- **DESCRIPTION OF THE TASK**
Pull out every line below containing the word "Global".

- **MATERIAL SHOWN**
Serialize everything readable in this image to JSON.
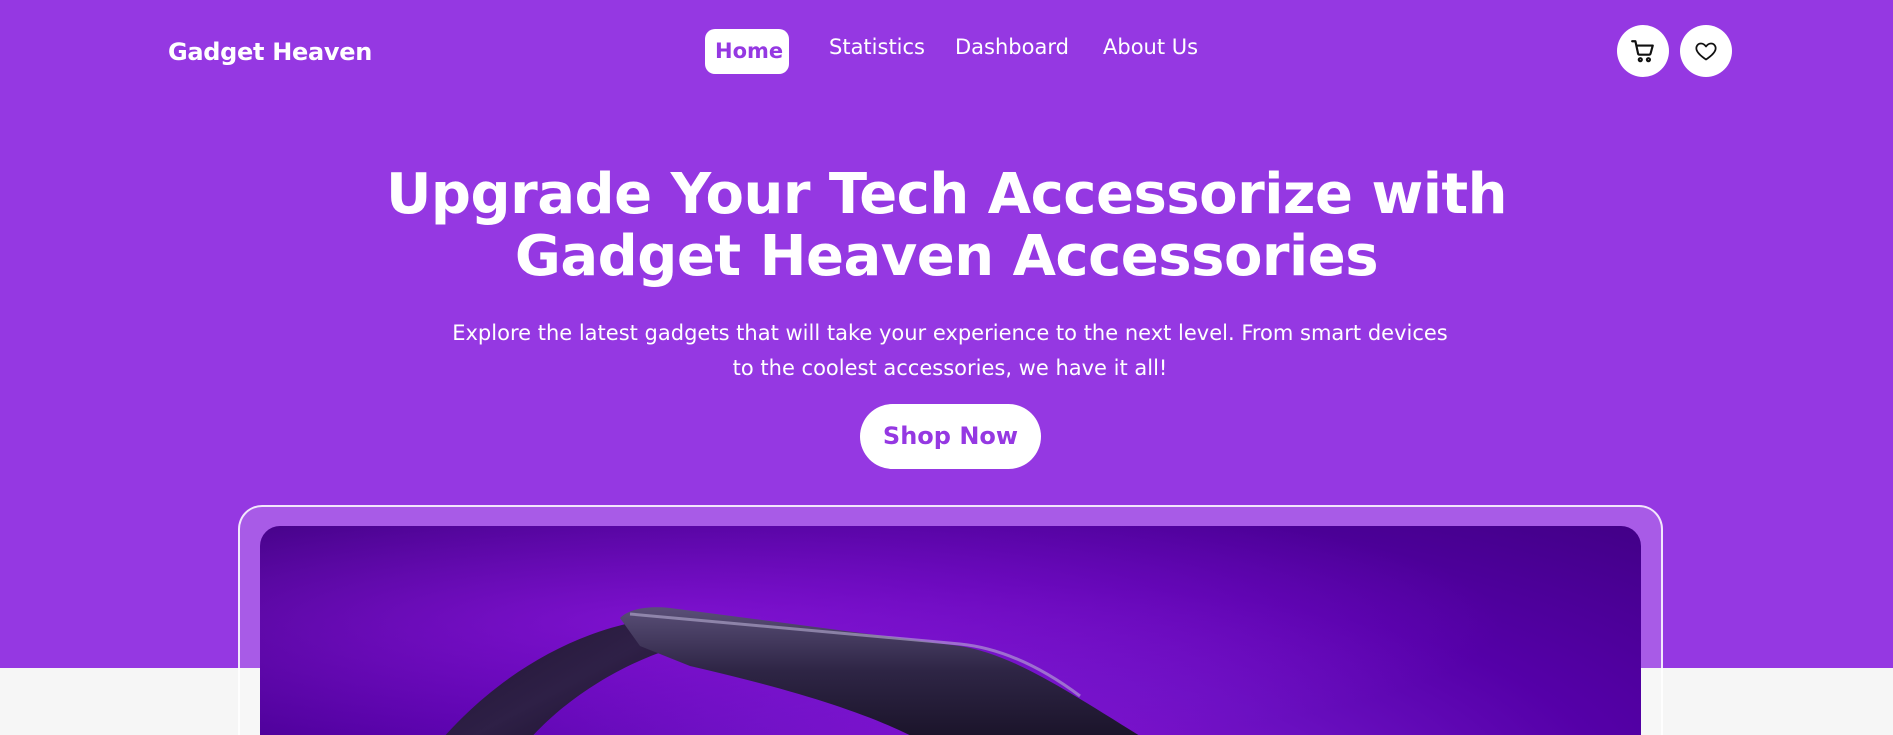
{
  "brand": {
    "name": "Gadget Heaven"
  },
  "nav": {
    "links": [
      {
        "label": "Home",
        "active": true
      },
      {
        "label": "Statistics",
        "active": false
      },
      {
        "label": "Dashboard",
        "active": false
      },
      {
        "label": "About Us",
        "active": false
      }
    ]
  },
  "actions": {
    "cart_icon": "cart-icon",
    "wishlist_icon": "heart-icon"
  },
  "hero": {
    "title": "Upgrade Your Tech Accessorize with Gadget Heaven Accessories",
    "subtitle": "Explore the latest gadgets that will take your experience to the next level. From smart devices to the coolest accessories, we have it all!",
    "cta_label": "Shop Now"
  },
  "banner": {
    "image_subject": "vr-headset"
  },
  "colors": {
    "primary": "#9538e2",
    "text_on_primary": "#ffffff",
    "page_bg": "#f6f6f6"
  }
}
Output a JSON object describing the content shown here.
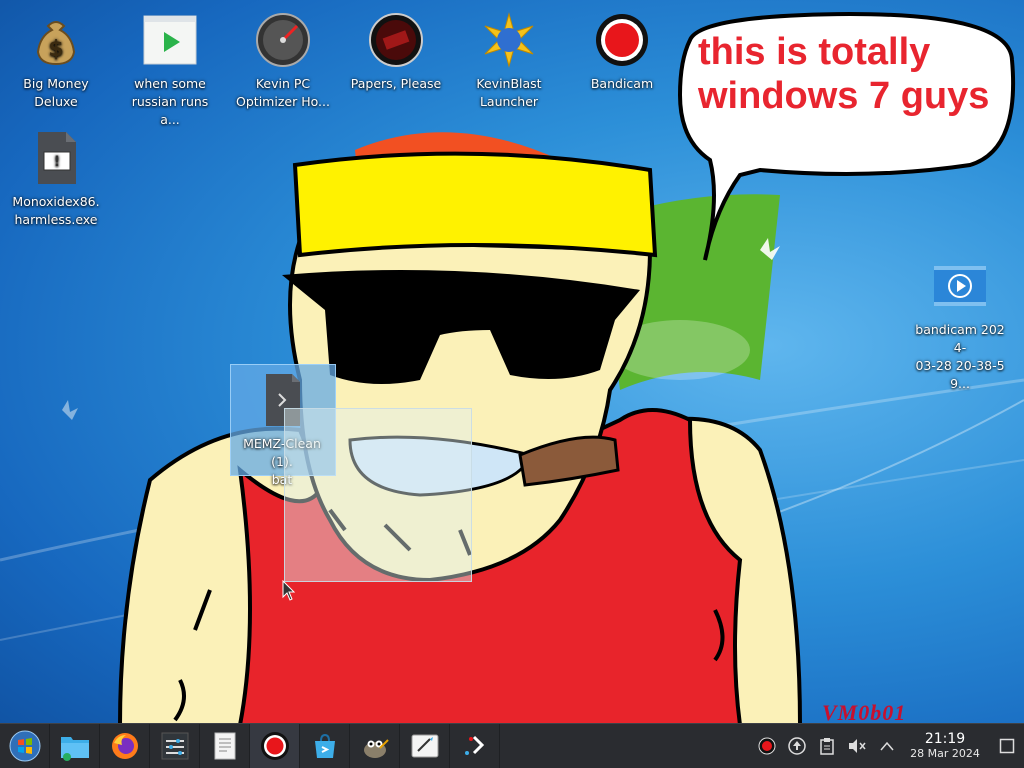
{
  "desktop": {
    "icons": [
      {
        "name": "big-money-deluxe",
        "label": "Big Money\nDeluxe"
      },
      {
        "name": "when-some-russian",
        "label": "when some\nrussian runs a..."
      },
      {
        "name": "kevin-pc-optimizer",
        "label": "Kevin PC\nOptimizer Ho..."
      },
      {
        "name": "papers-please",
        "label": "Papers, Please"
      },
      {
        "name": "kevinblast-launcher",
        "label": "KevinBlast\nLauncher"
      },
      {
        "name": "bandicam",
        "label": "Bandicam"
      },
      {
        "name": "monoxidex86",
        "label": "Monoxidex86.\nharmless.exe"
      },
      {
        "name": "memz-clean",
        "label": "MEMZ-Clean(1).\nbat"
      },
      {
        "name": "bandicam-video",
        "label": "bandicam 2024-\n03-28 20-38-59..."
      }
    ]
  },
  "wallpaper": {
    "speech_bubble": "this is totally windows 7 guys",
    "signature": "VM0b01"
  },
  "taskbar": {
    "apps": [
      {
        "name": "start-menu",
        "icon": "windows-orb-icon"
      },
      {
        "name": "file-manager",
        "icon": "folder-icon"
      },
      {
        "name": "firefox",
        "icon": "firefox-icon"
      },
      {
        "name": "system-settings",
        "icon": "settings-sliders-icon"
      },
      {
        "name": "text-editor",
        "icon": "document-icon"
      },
      {
        "name": "bandicam",
        "icon": "record-icon"
      },
      {
        "name": "discover-store",
        "icon": "store-bag-icon"
      },
      {
        "name": "gimp",
        "icon": "gimp-icon"
      },
      {
        "name": "drawing-app",
        "icon": "pen-tablet-icon"
      },
      {
        "name": "kdeconnect",
        "icon": "share-icon"
      }
    ],
    "tray": {
      "icons": [
        "record-icon",
        "update-icon",
        "clipboard-icon",
        "volume-muted-icon",
        "chevron-up-icon"
      ],
      "time": "21:19",
      "date": "28 Mar 2024"
    }
  },
  "colors": {
    "accent": "#1a7fd6",
    "bubble_text": "#e8252f",
    "taskbar": "#2a2c30"
  }
}
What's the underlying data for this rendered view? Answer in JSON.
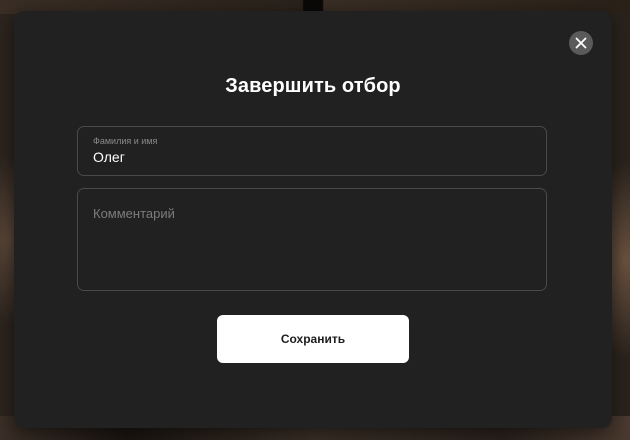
{
  "modal": {
    "title": "Завершить отбор",
    "close_icon": "close-icon",
    "name_field": {
      "label": "Фамилия и имя",
      "value": "Олег"
    },
    "comment_field": {
      "placeholder": "Комментарий",
      "value": ""
    },
    "save_label": "Сохранить"
  },
  "colors": {
    "modal_bg": "#212121",
    "field_border": "#4a4a4a",
    "close_bg": "#5a5a5a",
    "primary_button_bg": "#ffffff",
    "primary_button_text": "#1d1d1d"
  }
}
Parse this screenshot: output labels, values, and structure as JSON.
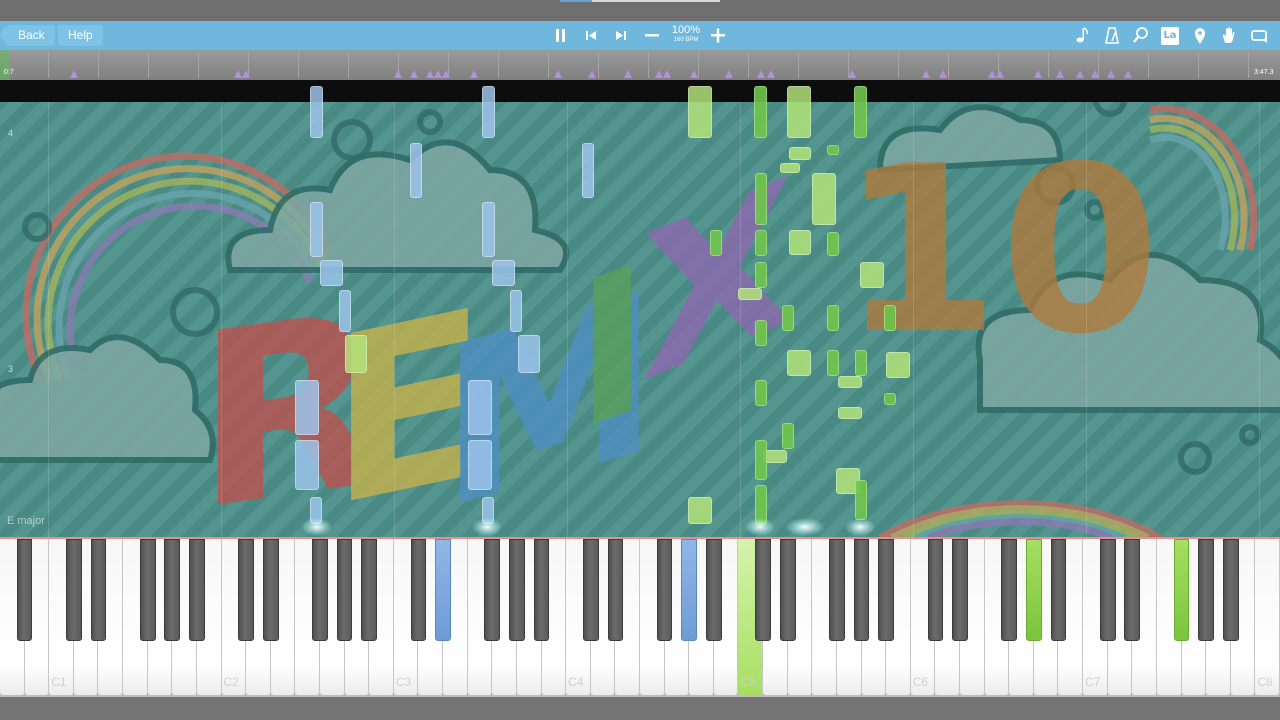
{
  "toolbar": {
    "back_label": "Back",
    "help_label": "Help",
    "tempo_percent": "100%",
    "tempo_bpm": "160 BPM",
    "la_label": "La"
  },
  "timeline": {
    "start_time": "0:7",
    "end_time": "3:47.3"
  },
  "measures": [
    "4",
    "3"
  ],
  "key_signature": "E major",
  "octave_labels": [
    "C1",
    "C2",
    "C3",
    "C4",
    "C5",
    "C6",
    "C7",
    "C8"
  ],
  "colors": {
    "toolbar": "#6fb7dd",
    "left_hand_notes": "#9cc3ea",
    "right_hand_notes": "#b3e27a",
    "marker": "#b48ee0"
  },
  "icons": [
    "pause-icon",
    "skip-back-icon",
    "skip-forward-icon",
    "minus-icon",
    "plus-icon",
    "note-icon",
    "metronome-icon",
    "zoom-icon",
    "note-label-icon",
    "pin-icon",
    "hand-icon",
    "loop-icon"
  ]
}
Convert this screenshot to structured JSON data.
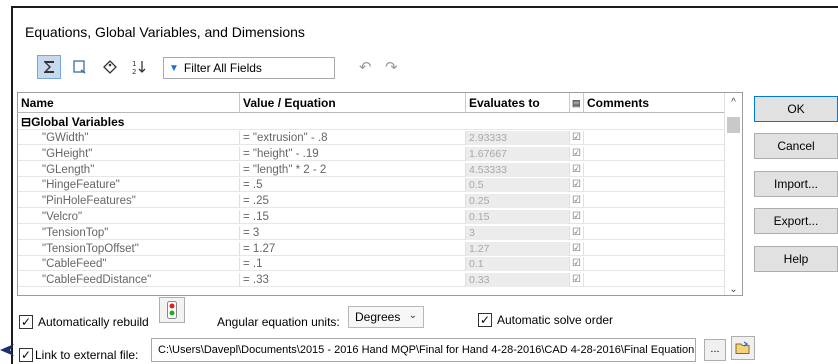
{
  "window": {
    "title": "Equations, Global Variables, and Dimensions"
  },
  "toolbar": {
    "filter_label": "Filter All Fields",
    "buttons": [
      "sum-icon",
      "filter-view-icon",
      "tag-icon",
      "sort-icon"
    ]
  },
  "table": {
    "headers": {
      "name": "Name",
      "value": "Value / Equation",
      "evaluates": "Evaluates to",
      "comments": "Comments"
    },
    "group": "Global Variables",
    "rows": [
      {
        "name": "\"GWidth\"",
        "value": "= \"extrusion\" - .8",
        "eval": "2.93333"
      },
      {
        "name": "\"GHeight\"",
        "value": "= \"height\" - .19",
        "eval": "1.67667"
      },
      {
        "name": "\"GLength\"",
        "value": "= \"length\" * 2 - 2",
        "eval": "4.53333"
      },
      {
        "name": "\"HingeFeature\"",
        "value": "= .5",
        "eval": "0.5"
      },
      {
        "name": "\"PinHoleFeatures\"",
        "value": "= .25",
        "eval": "0.25"
      },
      {
        "name": "\"Velcro\"",
        "value": "= .15",
        "eval": "0.15"
      },
      {
        "name": "\"TensionTop\"",
        "value": "= 3",
        "eval": "3"
      },
      {
        "name": "\"TensionTopOffset\"",
        "value": "= 1.27",
        "eval": "1.27"
      },
      {
        "name": "\"CableFeed\"",
        "value": "= .1",
        "eval": "0.1"
      },
      {
        "name": "\"CableFeedDistance\"",
        "value": "= .33",
        "eval": "0.33"
      }
    ]
  },
  "buttons": {
    "ok": "OK",
    "cancel": "Cancel",
    "import": "Import...",
    "export": "Export...",
    "help": "Help"
  },
  "options": {
    "auto_rebuild": "Automatically rebuild",
    "angular_units_label": "Angular equation units:",
    "angular_units_value": "Degrees",
    "auto_solve": "Automatic solve order",
    "link_external": "Link to external file:",
    "file_path": "C:\\Users\\Davepl\\Documents\\2015 - 2016 Hand MQP\\Final for Hand 4-28-2016\\CAD 4-28-2016\\Final Equation",
    "browse": "..."
  },
  "colors": {
    "accent": "#0078d7",
    "eval_bg": "#ececec",
    "active_tool": "#c6d9ee"
  }
}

- **WORKED SOLUTION**
    "title": "Equations, Global Variables, and Dimensions"
    "group": "Global Variables",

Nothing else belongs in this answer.